* **Work to be completed**:
Search the material below for the word "server" and copy every line in which it occurs.

* **Task inputs**:
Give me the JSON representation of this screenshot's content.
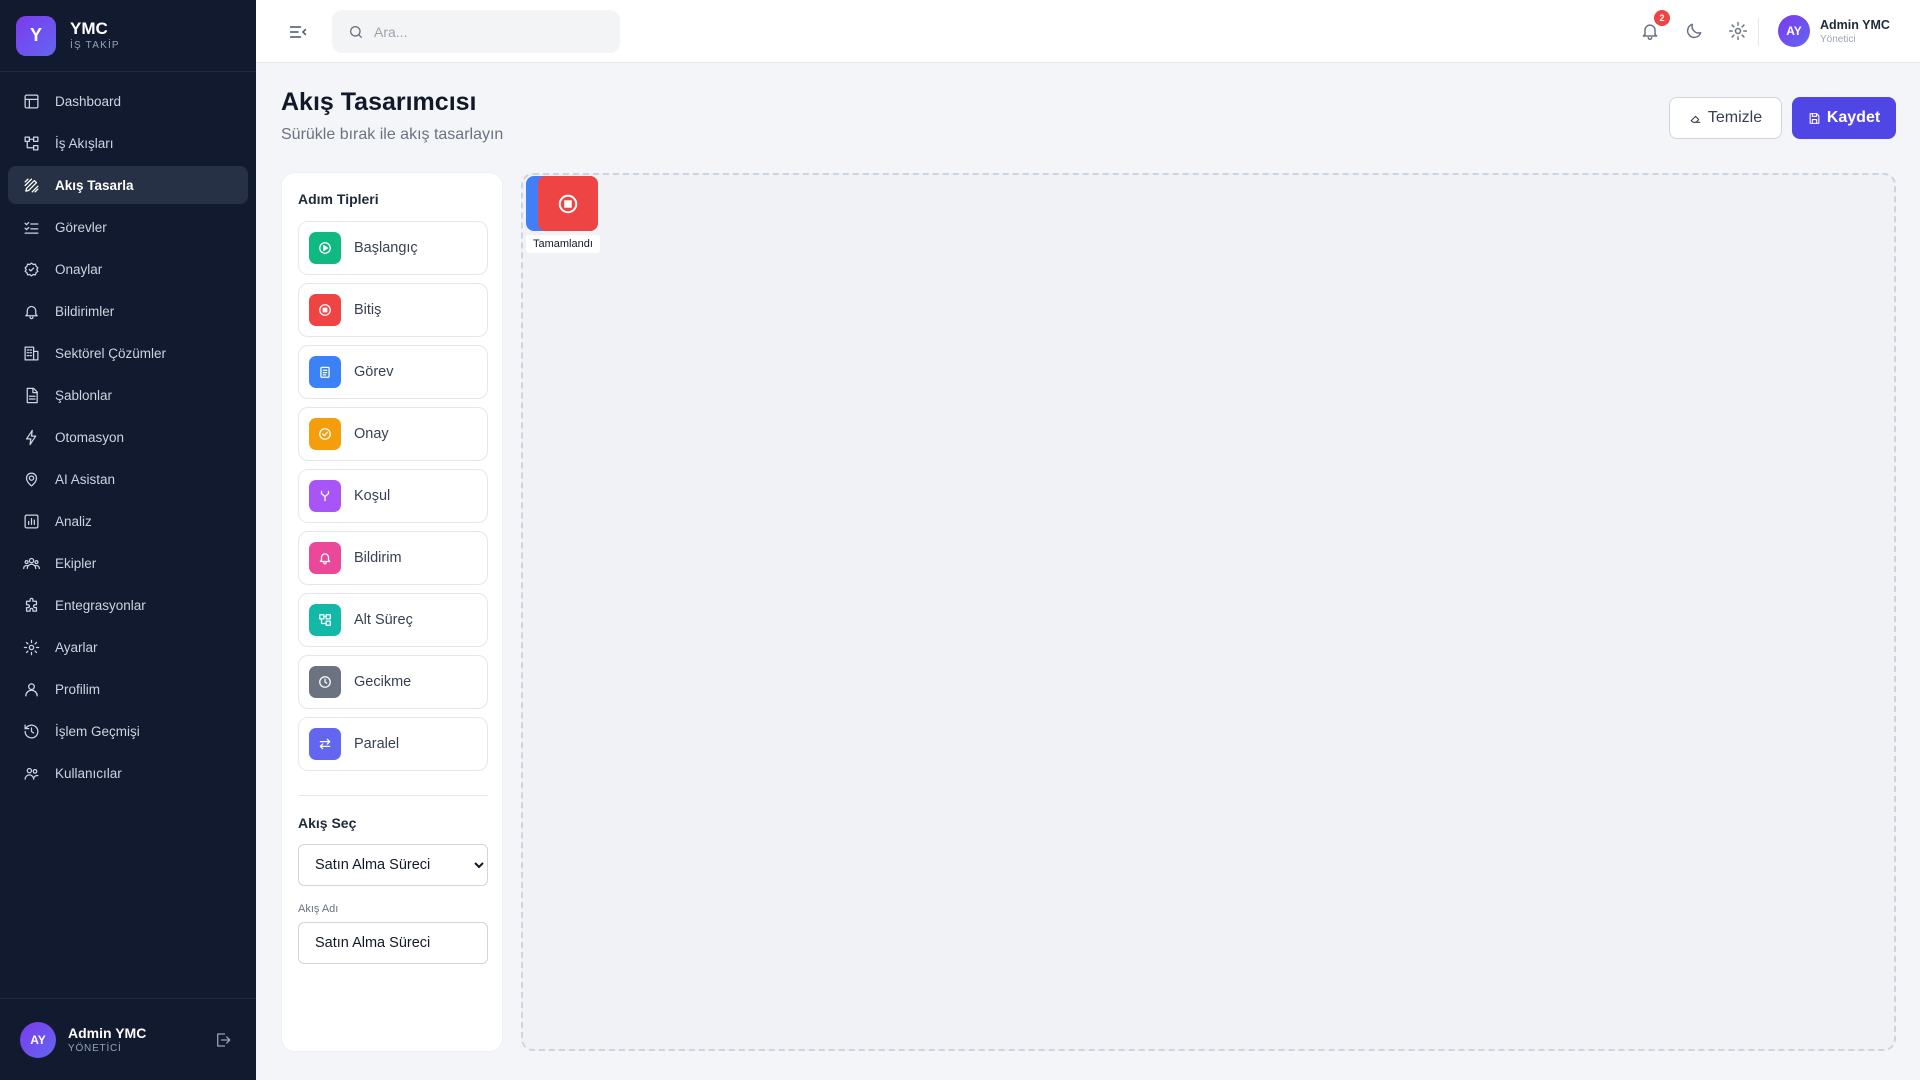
{
  "brand": {
    "logo_letter": "Y",
    "name": "YMC",
    "subtitle": "İŞ TAKİP"
  },
  "sidebar": {
    "items": [
      {
        "label": "Dashboard",
        "icon": "dashboard-icon"
      },
      {
        "label": "İş Akışları",
        "icon": "workflow-icon"
      },
      {
        "label": "Akış Tasarla",
        "icon": "design-icon",
        "active": true
      },
      {
        "label": "Görevler",
        "icon": "tasks-icon"
      },
      {
        "label": "Onaylar",
        "icon": "approval-icon"
      },
      {
        "label": "Bildirimler",
        "icon": "bell-icon"
      },
      {
        "label": "Sektörel Çözümler",
        "icon": "building-icon"
      },
      {
        "label": "Şablonlar",
        "icon": "document-icon"
      },
      {
        "label": "Otomasyon",
        "icon": "bolt-icon"
      },
      {
        "label": "AI Asistan",
        "icon": "brain-icon"
      },
      {
        "label": "Analiz",
        "icon": "chart-icon"
      },
      {
        "label": "Ekipler",
        "icon": "team-icon"
      },
      {
        "label": "Entegrasyonlar",
        "icon": "puzzle-icon"
      },
      {
        "label": "Ayarlar",
        "icon": "gear-icon"
      },
      {
        "label": "Profilim",
        "icon": "user-icon"
      },
      {
        "label": "İşlem Geçmişi",
        "icon": "history-icon"
      },
      {
        "label": "Kullanıcılar",
        "icon": "users-icon"
      }
    ],
    "footer": {
      "initials": "AY",
      "name": "Admin YMC",
      "role": "YÖNETİCİ"
    }
  },
  "topbar": {
    "search_placeholder": "Ara...",
    "notification_count": "2",
    "user": {
      "initials": "AY",
      "name": "Admin YMC",
      "role": "Yönetici"
    }
  },
  "page": {
    "title": "Akış Tasarımcısı",
    "subtitle": "Sürükle bırak ile akış tasarlayın",
    "clear_label": "Temizle",
    "save_label": "Kaydet"
  },
  "palette": {
    "title": "Adım Tipleri",
    "steps": [
      {
        "label": "Başlangıç",
        "icon": "play-circle-icon",
        "color": "#10b981"
      },
      {
        "label": "Bitiş",
        "icon": "stop-circle-icon",
        "color": "#ef4444"
      },
      {
        "label": "Görev",
        "icon": "clipboard-icon",
        "color": "#3b82f6"
      },
      {
        "label": "Onay",
        "icon": "check-circle-icon",
        "color": "#f59e0b"
      },
      {
        "label": "Koşul",
        "icon": "branch-icon",
        "color": "#a855f7"
      },
      {
        "label": "Bildirim",
        "icon": "bell-icon",
        "color": "#ec4899"
      },
      {
        "label": "Alt Süreç",
        "icon": "subprocess-icon",
        "color": "#14b8a6"
      },
      {
        "label": "Gecikme",
        "icon": "clock-icon",
        "color": "#6b7280"
      },
      {
        "label": "Paralel",
        "icon": "arrows-icon",
        "color": "#6366f1"
      }
    ],
    "flow_select_title": "Akış Seç",
    "flow_selected": "Satın Alma Süreci",
    "flow_name_label": "Akış Adı",
    "flow_name_value": "Satın Alma Süreci"
  },
  "canvas": {
    "nodes": [
      {
        "label": "Tamamlandı",
        "type": "Bitiş",
        "icon": "stop-circle-icon",
        "color": "#ef4444"
      }
    ]
  }
}
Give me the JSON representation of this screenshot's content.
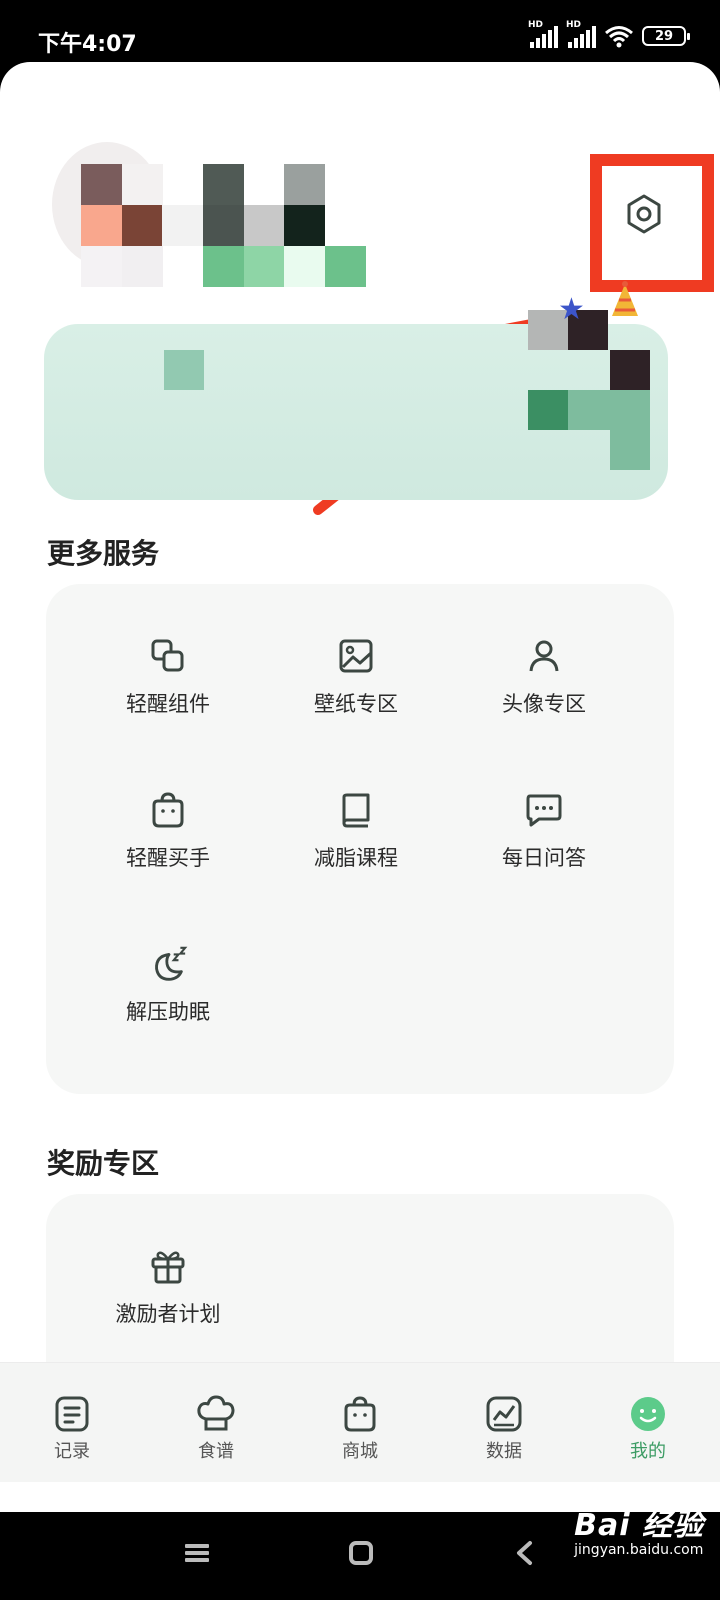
{
  "status_bar": {
    "time": "下午4:07",
    "signal_badge": "HD",
    "battery": "29"
  },
  "services": {
    "title": "更多服务",
    "items": [
      {
        "label": "轻醒组件",
        "icon": "widget-icon"
      },
      {
        "label": "壁纸专区",
        "icon": "image-icon"
      },
      {
        "label": "头像专区",
        "icon": "person-icon"
      },
      {
        "label": "轻醒买手",
        "icon": "shopping-bag-icon"
      },
      {
        "label": "减脂课程",
        "icon": "book-icon"
      },
      {
        "label": "每日问答",
        "icon": "chat-icon"
      },
      {
        "label": "解压助眠",
        "icon": "moon-sleep-icon"
      }
    ]
  },
  "rewards": {
    "title": "奖励专区",
    "items": [
      {
        "label": "激励者计划",
        "icon": "gift-icon"
      }
    ]
  },
  "tabbar": {
    "items": [
      {
        "label": "记录",
        "icon": "record-icon"
      },
      {
        "label": "食谱",
        "icon": "chef-hat-icon"
      },
      {
        "label": "商城",
        "icon": "shopping-bag-icon"
      },
      {
        "label": "数据",
        "icon": "chart-icon"
      },
      {
        "label": "我的",
        "icon": "smile-icon"
      }
    ],
    "active_index": 4
  },
  "watermark": {
    "main": "Bai 经验",
    "sub": "jingyan.baidu.com"
  },
  "colors": {
    "accent": "#3c9c64",
    "annotation": "#ef3b22",
    "banner": "#d5ede3"
  }
}
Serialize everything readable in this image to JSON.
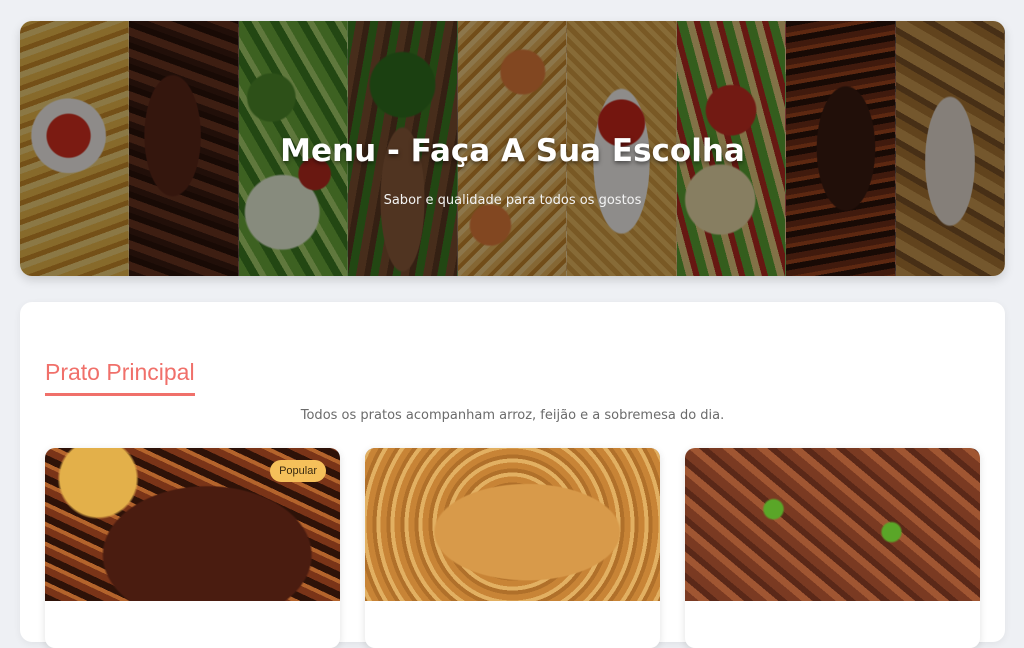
{
  "hero": {
    "title": "Menu - Faça A Sua Escolha",
    "subtitle": "Sabor e qualidade para todos os gostos"
  },
  "section": {
    "title": "Prato Principal",
    "description": "Todos os pratos acompanham arroz, feijão e a sobremesa do dia."
  },
  "dishes": [
    {
      "image": "steak-photo",
      "badge": "Popular"
    },
    {
      "image": "fried-chicken-photo"
    },
    {
      "image": "beef-stew-photo"
    }
  ],
  "colors": {
    "accent": "#f0706a",
    "badge": "#f5c05a",
    "background": "#eef0f4"
  }
}
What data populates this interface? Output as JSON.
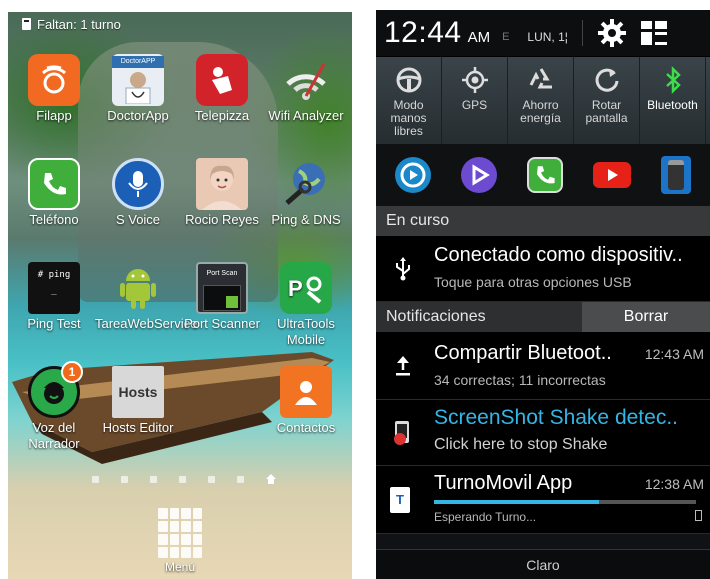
{
  "home": {
    "status_text": "Faltan: 1 turno",
    "apps": [
      {
        "label": "Filapp",
        "icon": "filapp-icon"
      },
      {
        "label": "DoctorApp",
        "icon": "doctorapp-icon"
      },
      {
        "label": "Telepizza",
        "icon": "telepizza-icon"
      },
      {
        "label": "Wifi Analyzer",
        "icon": "wifi-icon"
      },
      {
        "label": "Teléfono",
        "icon": "phone-icon"
      },
      {
        "label": "S Voice",
        "icon": "microphone-icon"
      },
      {
        "label": "Rocio Reyes",
        "icon": "contact-photo-icon"
      },
      {
        "label": "Ping & DNS",
        "icon": "globe-icon"
      },
      {
        "label": "Ping Test",
        "icon": "terminal-icon"
      },
      {
        "label": "TareaWebService",
        "icon": "android-icon"
      },
      {
        "label": "Port Scanner",
        "icon": "port-scan-icon"
      },
      {
        "label": "UltraTools Mobile",
        "icon": "tools-icon"
      },
      {
        "label": "Voz del Narrador",
        "icon": "narrator-icon",
        "badge": "1"
      },
      {
        "label": "Hosts Editor",
        "icon": "hosts-icon"
      },
      {
        "label": "Contactos",
        "icon": "contacts-icon"
      }
    ],
    "ping_icon_text": "# ping _",
    "port_icon_text": "Port Scan",
    "hosts_icon_text": "Hosts",
    "doctor_icon_text": "DoctorAPP",
    "menu_label": "Menú"
  },
  "panel": {
    "time": "12:44",
    "ampm": "AM",
    "carrier_e": "E",
    "date": "LUN, 1¦",
    "toggles": [
      {
        "label": "Modo manos libres",
        "icon": "steering-wheel-icon",
        "on": false
      },
      {
        "label": "GPS",
        "icon": "gps-icon",
        "on": false
      },
      {
        "label": "Ahorro energía",
        "icon": "recycle-icon",
        "on": false
      },
      {
        "label": "Rotar pantalla",
        "icon": "rotate-icon",
        "on": false
      },
      {
        "label": "Bluetooth",
        "icon": "bluetooth-icon",
        "on": true
      }
    ],
    "ongoing_header": "En curso",
    "usb": {
      "title": "Conectado como dispositiv..",
      "subtitle": "Toque para otras opciones USB"
    },
    "notifications_header": "Notificaciones",
    "clear_label": "Borrar",
    "bluetooth_share": {
      "title": "Compartir Bluetoot..",
      "time": "12:43 AM",
      "subtitle": "34 correctas; 11 incorrectas"
    },
    "screenshot_shake": {
      "title": "ScreenShot Shake detec..",
      "subtitle": "Click here to stop Shake"
    },
    "turnomovil": {
      "title": "TurnoMovil App",
      "time": "12:38 AM",
      "subtitle": "Esperando Turno...",
      "progress": 0.63
    },
    "footer_label": "Claro",
    "colors": {
      "accent": "#33b5e5",
      "bluetooth": "#3ddc4a",
      "progress": "#33b5e5"
    }
  }
}
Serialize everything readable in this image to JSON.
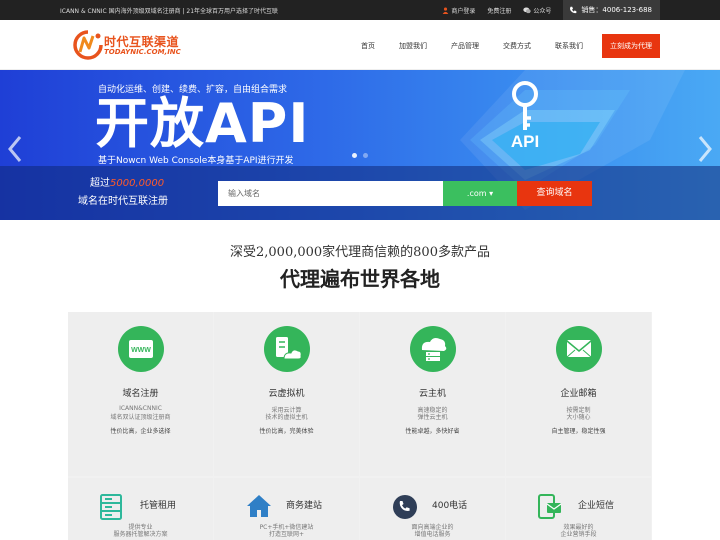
{
  "topbar": {
    "notice": "ICANN & CNNIC 国内海外顶级双域名注册商 | 21年全球百万用户选择了时代互联",
    "merchant_login": "商户登录",
    "free_register": "免费注册",
    "wechat": "公众号",
    "phone": "销售：4006-123-688"
  },
  "header": {
    "logo_cn": "时代互联渠道",
    "logo_en": "TODAYNIC.COM,INC",
    "nav": [
      "首页",
      "加盟我们",
      "产品管理",
      "交费方式",
      "联系我们"
    ],
    "cta": "立刻成为代理"
  },
  "banner": {
    "subtitle": "自动化运维、创建、续费、扩容，自由组合需求",
    "headline": "开放API",
    "description": "基于Nowcn Web Console本身基于API进行开发",
    "api_label": "API"
  },
  "search": {
    "line1_prefix": "超过",
    "line1_number": "5000,0000",
    "line2": "域名在时代互联注册",
    "placeholder": "输入域名",
    "suffix": ".com ▾",
    "button": "查询域名"
  },
  "intro": {
    "line1": "深受2,000,000家代理商信赖的800多款产品",
    "line2": "代理遍布世界各地"
  },
  "products": [
    {
      "title": "域名注册",
      "desc1": "ICANN&CNNIC",
      "desc2": "域名双认证顶级注册商",
      "tag": "性价比高，企业多选择",
      "icon": "www-icon"
    },
    {
      "title": "云虚拟机",
      "desc1": "采用云计算",
      "desc2": "技术的虚拟主机",
      "tag": "性价比高，完美体验",
      "icon": "cloud-server-icon"
    },
    {
      "title": "云主机",
      "desc1": "高速稳定的",
      "desc2": "弹性云主机",
      "tag": "性能卓越，多快好省",
      "icon": "database-cloud-icon"
    },
    {
      "title": "企业邮箱",
      "desc1": "按需定制",
      "desc2": "大小随心",
      "tag": "自主管理，稳定性强",
      "icon": "mail-icon"
    }
  ],
  "products2": [
    {
      "title": "托管租用",
      "desc1": "提供专业",
      "desc2": "服务器托管解决方案",
      "icon": "server-rack-icon"
    },
    {
      "title": "商务建站",
      "desc1": "PC+手机+微信建站",
      "desc2": "打造互联网+",
      "icon": "house-icon"
    },
    {
      "title": "400电话",
      "desc1": "面向高端企业的",
      "desc2": "增值电话服务",
      "icon": "phone-400-icon"
    },
    {
      "title": "企业短信",
      "desc1": "效果最好的",
      "desc2": "企业营销手段",
      "icon": "sms-icon"
    }
  ],
  "colors": {
    "accent": "#e8350f",
    "green": "#34b55a",
    "banner_blue": "#2e6ae8"
  }
}
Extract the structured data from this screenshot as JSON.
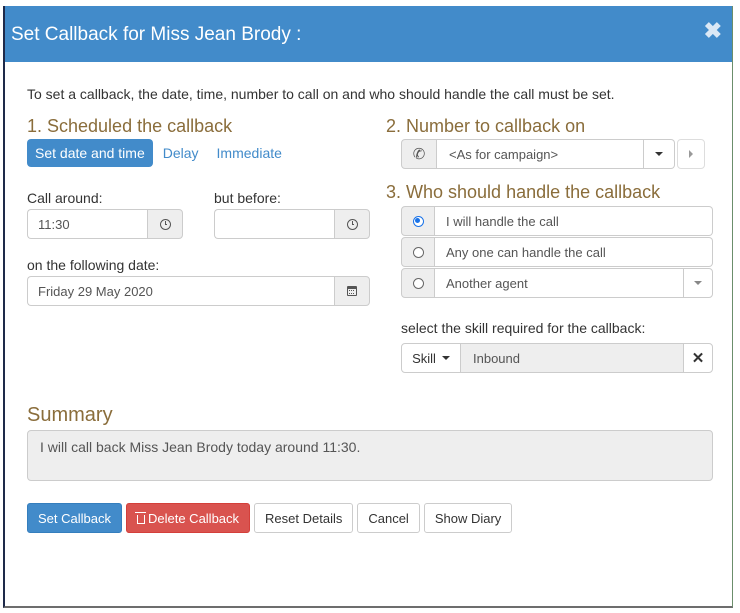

* **Final result**:
      "icon": "cloud-server-icon"
      "icon": "server-rack-icon"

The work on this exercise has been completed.